### THE REQUEST
Repeat the listing that follows, character for character, minus the pictures.
___ DATA
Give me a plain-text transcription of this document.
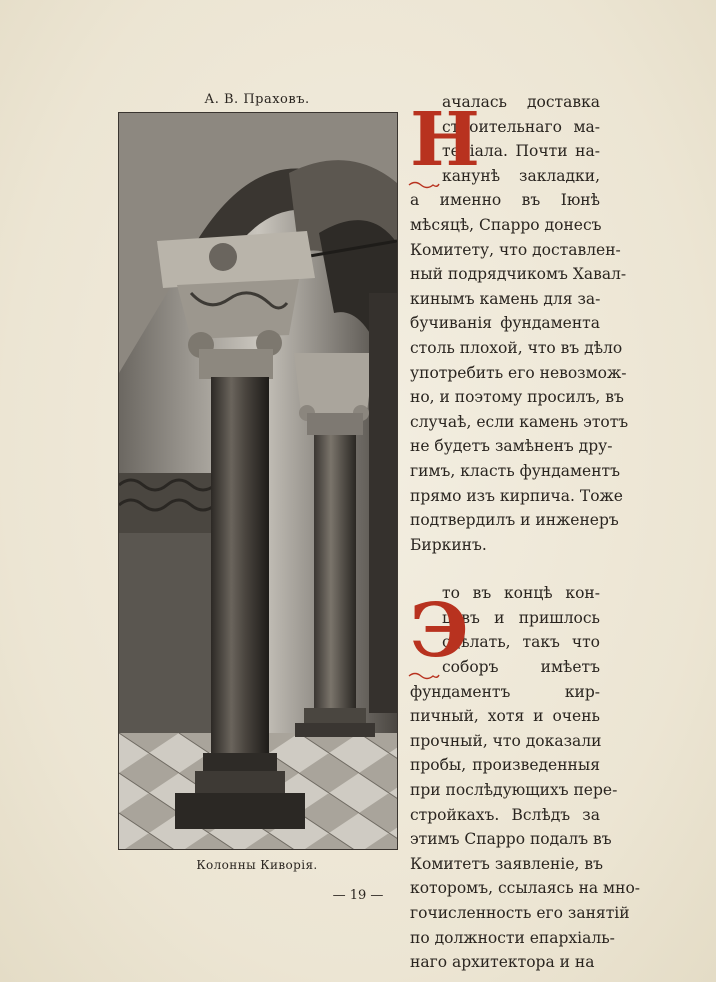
А. В. Праховъ.
Колонны Киворія.
Н
ачалась доставка
строительнаго ма-
теріала. Почти на-
канунѣ закладки,
а именно въ Іюнѣ
мѣсяцѣ, Спарро донесъ
Комитету, что доставлен-
ный подрядчикомъ Хавал-
кинымъ камень для за-
бучиванія фундамента
столь плохой, что въ дѣло
употребить его невозмож-
но, и поэтому просилъ, въ
случаѣ, если камень этотъ
не будетъ замѣненъ дру-
гимъ, класть фундаментъ
прямо изъ кирпича. Тоже
подтвердилъ и инженеръ
Биркинъ.
Э
то въ концѣ кон-
цовъ и пришлось
сдѣлать, такъ что
соборъ имѣетъ
фундаментъ кир-
пичный, хотя и очень
прочный, что доказали
пробы, произведенныя
при послѣдующихъ пере-
стройкахъ. Вслѣдъ за
этимъ Спарро подалъ въ
Комитетъ заявленіе, въ
которомъ, ссылаясь на мно-
гочисленность его занятій
по должности епархіаль-
наго архитектора и на
— 19 —
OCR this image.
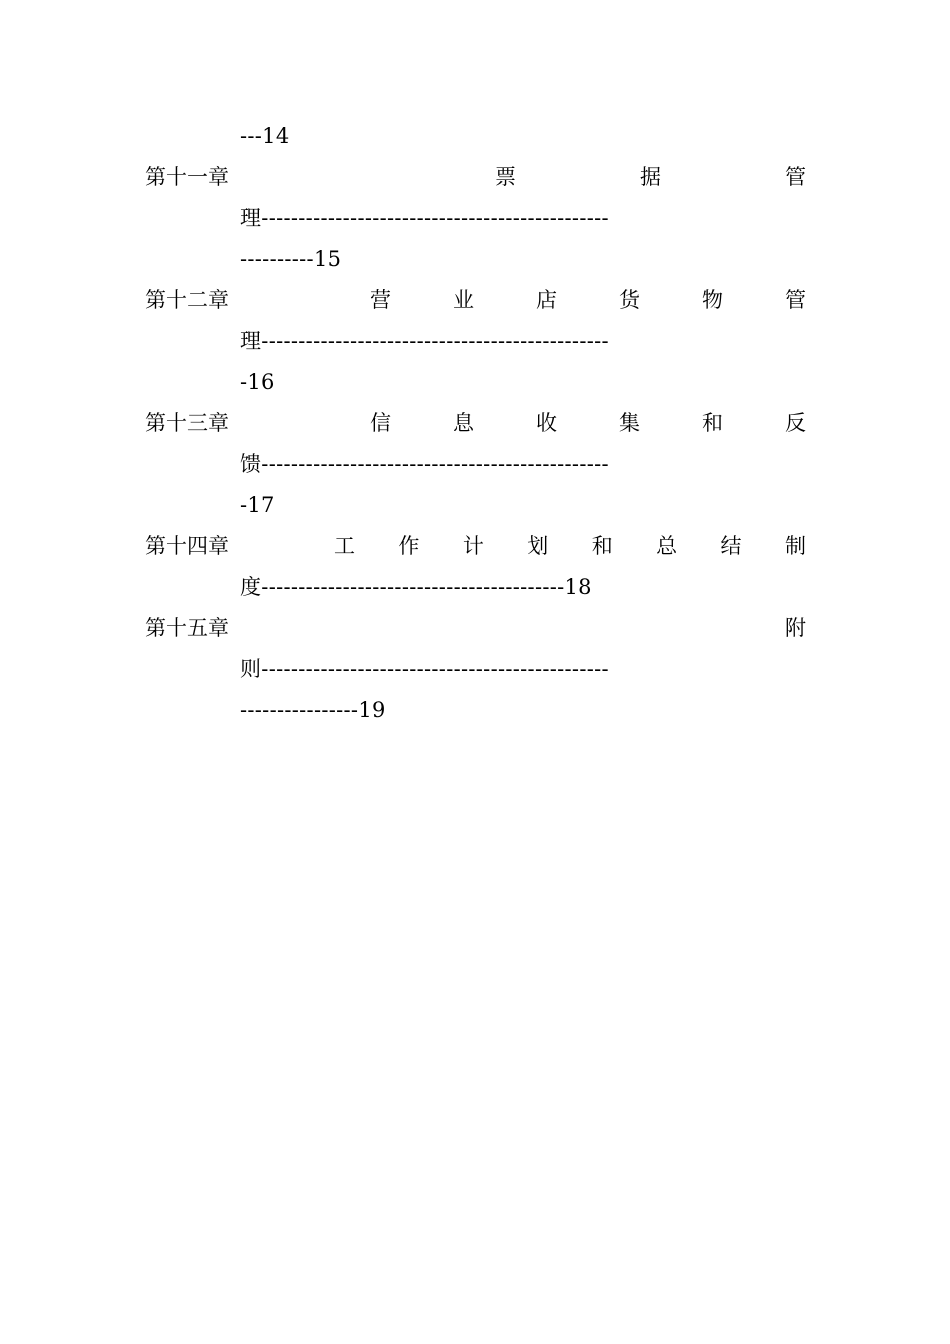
---14
第十一章	票	据	管
理-----------------------------------------------
----------15
第十二章	营	业	店	货	物	管
理-----------------------------------------------
-16
第十三章	信	息	收	集	和	反
馈-----------------------------------------------
-17
第十四章	工 作 计 划 和 总 结 制
度-----------------------------------------18
第十五章	附
则-----------------------------------------------
----------------19
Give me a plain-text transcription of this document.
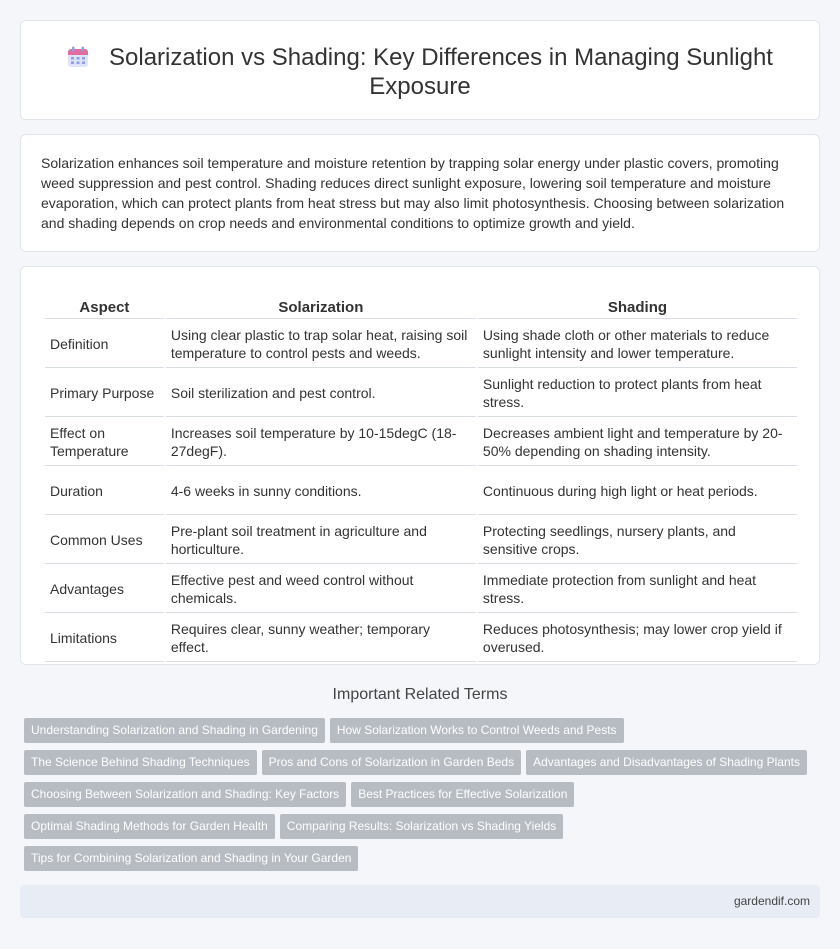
Solarization vs Shading: Key Differences in Managing Sunlight Exposure

Solarization enhances soil temperature and moisture retention by trapping solar energy under plastic covers, promoting weed suppression and pest control. Shading reduces direct sunlight exposure, lowering soil temperature and moisture evaporation, which can protect plants from heat stress but may also limit photosynthesis. Choosing between solarization and shading depends on crop needs and environmental conditions to optimize growth and yield.

Aspect	Solarization	Shading
Definition	Using clear plastic to trap solar heat, raising soil temperature to control pests and weeds.	Using shade cloth or other materials to reduce sunlight intensity and lower temperature.
Primary Purpose	Soil sterilization and pest control.	Sunlight reduction to protect plants from heat stress.
Effect on Temperature	Increases soil temperature by 10-15degC (18-27degF).	Decreases ambient light and temperature by 20-50% depending on shading intensity.
Duration	4-6 weeks in sunny conditions.	Continuous during high light or heat periods.
Common Uses	Pre-plant soil treatment in agriculture and horticulture.	Protecting seedlings, nursery plants, and sensitive crops.
Advantages	Effective pest and weed control without chemicals.	Immediate protection from sunlight and heat stress.
Limitations	Requires clear, sunny weather; temporary effect.	Reduces photosynthesis; may lower crop yield if overused.
Important Related Terms
Understanding Solarization and Shading in Gardening How Solarization Works to Control Weeds and Pests
The Science Behind Shading Techniques Pros and Cons of Solarization in Garden Beds Advantages and Disadvantages of Shading Plants
Choosing Between Solarization and Shading: Key Factors Best Practices for Effective Solarization
Optimal Shading Methods for Garden Health Comparing Results: Solarization vs Shading Yields
Tips for Combining Solarization and Shading in Your Garden
gardendif.com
______
### RESPONSE
Give me a plain-text transcription of this document.
А. В. Праховъ.
Колонны Киворія.
Н
ачалась доставка
строительнаго ма-
теріала. Почти на-
канунѣ закладки,
а именно въ Іюнѣ
мѣсяцѣ, Спарро донесъ
Комитету, что доставлен-
ный подрядчикомъ Хавал-
кинымъ камень для за-
бучиванія фундамента
столь плохой, что въ дѣло
употребить его невозмож-
но, и поэтому просилъ, въ
случаѣ, если камень этотъ
не будетъ замѣненъ дру-
гимъ, класть фундаментъ
прямо изъ кирпича. Тоже
подтвердилъ и инженеръ
Биркинъ.
Э
то въ концѣ кон-
цовъ и пришлось
сдѣлать, такъ что
соборъ имѣетъ
фундаментъ кир-
пичный, хотя и очень
прочный, что доказали
пробы, произведенныя
при послѣдующихъ пере-
стройкахъ. Вслѣдъ за
этимъ Спарро подалъ въ
Комитетъ заявленіе, въ
которомъ, ссылаясь на мно-
гочисленность его занятій
по должности епархіаль-
наго архитектора и на
— 19 —
OCR this image.
---14
第十一章	票	据	管
理-----------------------------------------------
----------15
第十二章	营	业	店	货	物	管
理-----------------------------------------------
-16
第十三章	信	息	收	集	和	反
馈-----------------------------------------------
-17
第十四章	工 作 计 划 和 总 结 制
度-----------------------------------------18
第十五章	附
则-----------------------------------------------
----------------19
Give me a plain-text transcription of this document.
Solarization vs Shading: Key Differences in Managing Sunlight Exposure

Solarization enhances soil temperature and moisture retention by trapping solar energy under plastic covers, promoting weed suppression and pest control. Shading reduces direct sunlight exposure, lowering soil temperature and moisture evaporation, which can protect plants from heat stress but may also limit photosynthesis. Choosing between solarization and shading depends on crop needs and environmental conditions to optimize growth and yield.

Aspect	Solarization	Shading
Definition	Using clear plastic to trap solar heat, raising soil temperature to control pests and weeds.	Using shade cloth or other materials to reduce sunlight intensity and lower temperature.
Primary Purpose	Soil sterilization and pest control.	Sunlight reduction to protect plants from heat stress.
Effect on Temperature	Increases soil temperature by 10-15degC (18-27degF).	Decreases ambient light and temperature by 20-50% depending on shading intensity.
Duration	4-6 weeks in sunny conditions.	Continuous during high light or heat periods.
Common Uses	Pre-plant soil treatment in agriculture and horticulture.	Protecting seedlings, nursery plants, and sensitive crops.
Advantages	Effective pest and weed control without chemicals.	Immediate protection from sunlight and heat stress.
Limitations	Requires clear, sunny weather; temporary effect.	Reduces photosynthesis; may lower crop yield if overused.
Important Related Terms
Understanding Solarization and Shading in Gardening How Solarization Works to Control Weeds and Pests
The Science Behind Shading Techniques Pros and Cons of Solarization in Garden Beds Advantages and Disadvantages of Shading Plants
Choosing Between Solarization and Shading: Key Factors Best Practices for Effective Solarization
Optimal Shading Methods for Garden Health Comparing Results: Solarization vs Shading Yields
Tips for Combining Solarization and Shading in Your Garden
gardendif.com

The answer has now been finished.